[START OF Given data]

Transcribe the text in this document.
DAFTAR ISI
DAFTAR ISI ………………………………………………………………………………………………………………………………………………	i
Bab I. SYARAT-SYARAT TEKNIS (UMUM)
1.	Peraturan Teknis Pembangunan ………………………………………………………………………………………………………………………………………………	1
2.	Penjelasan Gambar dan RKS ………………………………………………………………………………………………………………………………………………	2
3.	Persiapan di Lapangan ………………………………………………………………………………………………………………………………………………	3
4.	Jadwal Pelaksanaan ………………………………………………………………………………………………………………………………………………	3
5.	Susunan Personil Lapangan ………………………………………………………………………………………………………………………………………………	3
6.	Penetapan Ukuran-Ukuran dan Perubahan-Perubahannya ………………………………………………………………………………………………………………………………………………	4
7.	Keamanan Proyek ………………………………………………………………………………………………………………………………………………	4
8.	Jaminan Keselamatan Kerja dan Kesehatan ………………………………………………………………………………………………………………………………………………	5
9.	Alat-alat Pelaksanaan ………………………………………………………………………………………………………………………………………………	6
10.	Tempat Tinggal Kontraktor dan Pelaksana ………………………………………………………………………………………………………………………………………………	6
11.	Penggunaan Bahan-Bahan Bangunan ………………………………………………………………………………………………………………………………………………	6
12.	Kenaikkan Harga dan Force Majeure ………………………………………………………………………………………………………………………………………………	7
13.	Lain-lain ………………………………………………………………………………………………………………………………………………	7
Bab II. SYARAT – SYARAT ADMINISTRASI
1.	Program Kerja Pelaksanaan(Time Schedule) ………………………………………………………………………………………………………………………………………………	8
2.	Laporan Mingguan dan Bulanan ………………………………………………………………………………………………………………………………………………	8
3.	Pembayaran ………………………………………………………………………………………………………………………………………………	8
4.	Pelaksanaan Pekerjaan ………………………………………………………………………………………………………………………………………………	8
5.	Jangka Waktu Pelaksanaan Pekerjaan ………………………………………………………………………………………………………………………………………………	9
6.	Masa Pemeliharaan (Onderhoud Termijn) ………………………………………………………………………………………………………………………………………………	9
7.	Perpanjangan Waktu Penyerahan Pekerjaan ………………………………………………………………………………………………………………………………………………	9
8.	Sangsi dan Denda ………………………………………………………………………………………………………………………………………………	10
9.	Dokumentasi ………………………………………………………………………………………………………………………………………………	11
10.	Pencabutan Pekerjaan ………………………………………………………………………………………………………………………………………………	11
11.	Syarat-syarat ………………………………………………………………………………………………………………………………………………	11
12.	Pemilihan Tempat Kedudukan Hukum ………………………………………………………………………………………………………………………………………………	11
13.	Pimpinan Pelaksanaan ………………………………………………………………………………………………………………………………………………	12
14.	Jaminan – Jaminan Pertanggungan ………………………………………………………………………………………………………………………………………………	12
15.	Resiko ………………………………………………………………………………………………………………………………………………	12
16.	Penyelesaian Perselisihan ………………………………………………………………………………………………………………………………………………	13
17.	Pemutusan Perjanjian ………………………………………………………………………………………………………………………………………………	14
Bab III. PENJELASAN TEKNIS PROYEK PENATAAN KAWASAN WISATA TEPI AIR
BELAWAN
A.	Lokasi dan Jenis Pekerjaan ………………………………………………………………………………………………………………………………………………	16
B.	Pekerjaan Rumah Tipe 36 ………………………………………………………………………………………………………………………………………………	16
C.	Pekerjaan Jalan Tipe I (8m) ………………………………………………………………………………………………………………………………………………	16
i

[END OF Given data]

# Brief
Using the exact wording, write out all of the records.

# Written solution
Transcribe the text in this document.
DAFTAR ISI
DAFTAR ISI ………………………………………………………………………………………………………………………………………………	i
Bab I. SYARAT-SYARAT TEKNIS (UMUM)
1.	Peraturan Teknis Pembangunan ………………………………………………………………………………………………………………………………………………	1
2.	Penjelasan Gambar dan RKS ………………………………………………………………………………………………………………………………………………	2
3.	Persiapan di Lapangan ………………………………………………………………………………………………………………………………………………	3
4.	Jadwal Pelaksanaan ………………………………………………………………………………………………………………………………………………	3
5.	Susunan Personil Lapangan ………………………………………………………………………………………………………………………………………………	3
6.	Penetapan Ukuran-Ukuran dan Perubahan-Perubahannya ………………………………………………………………………………………………………………………………………………	4
7.	Keamanan Proyek ………………………………………………………………………………………………………………………………………………	4
8.	Jaminan Keselamatan Kerja dan Kesehatan ………………………………………………………………………………………………………………………………………………	5
9.	Alat-alat Pelaksanaan ………………………………………………………………………………………………………………………………………………	6
10.	Tempat Tinggal Kontraktor dan Pelaksana ………………………………………………………………………………………………………………………………………………	6
11.	Penggunaan Bahan-Bahan Bangunan ………………………………………………………………………………………………………………………………………………	6
12.	Kenaikkan Harga dan Force Majeure ………………………………………………………………………………………………………………………………………………	7
13.	Lain-lain ………………………………………………………………………………………………………………………………………………	7
Bab II. SYARAT – SYARAT ADMINISTRASI
1.	Program Kerja Pelaksanaan(Time Schedule) ………………………………………………………………………………………………………………………………………………	8
2.	Laporan Mingguan dan Bulanan ………………………………………………………………………………………………………………………………………………	8
3.	Pembayaran ………………………………………………………………………………………………………………………………………………	8
4.	Pelaksanaan Pekerjaan ………………………………………………………………………………………………………………………………………………	8
5.	Jangka Waktu Pelaksanaan Pekerjaan ………………………………………………………………………………………………………………………………………………	9
6.	Masa Pemeliharaan (Onderhoud Termijn) ………………………………………………………………………………………………………………………………………………	9
7.	Perpanjangan Waktu Penyerahan Pekerjaan ………………………………………………………………………………………………………………………………………………	9
8.	Sangsi dan Denda ………………………………………………………………………………………………………………………………………………	10
9.	Dokumentasi ………………………………………………………………………………………………………………………………………………	11
10.	Pencabutan Pekerjaan ………………………………………………………………………………………………………………………………………………	11
11.	Syarat-syarat ………………………………………………………………………………………………………………………………………………	11
12.	Pemilihan Tempat Kedudukan Hukum ………………………………………………………………………………………………………………………………………………	11
13.	Pimpinan Pelaksanaan ………………………………………………………………………………………………………………………………………………	12
14.	Jaminan – Jaminan Pertanggungan ………………………………………………………………………………………………………………………………………………	12
15.	Resiko ………………………………………………………………………………………………………………………………………………	12
16.	Penyelesaian Perselisihan ………………………………………………………………………………………………………………………………………………	13
17.	Pemutusan Perjanjian ………………………………………………………………………………………………………………………………………………	14
Bab III. PENJELASAN TEKNIS PROYEK PENATAAN KAWASAN WISATA TEPI AIR
BELAWAN
A.	Lokasi dan Jenis Pekerjaan ………………………………………………………………………………………………………………………………………………	16
B.	Pekerjaan Rumah Tipe 36 ………………………………………………………………………………………………………………………………………………	16
C.	Pekerjaan Jalan Tipe I (8m) ………………………………………………………………………………………………………………………………………………	16
i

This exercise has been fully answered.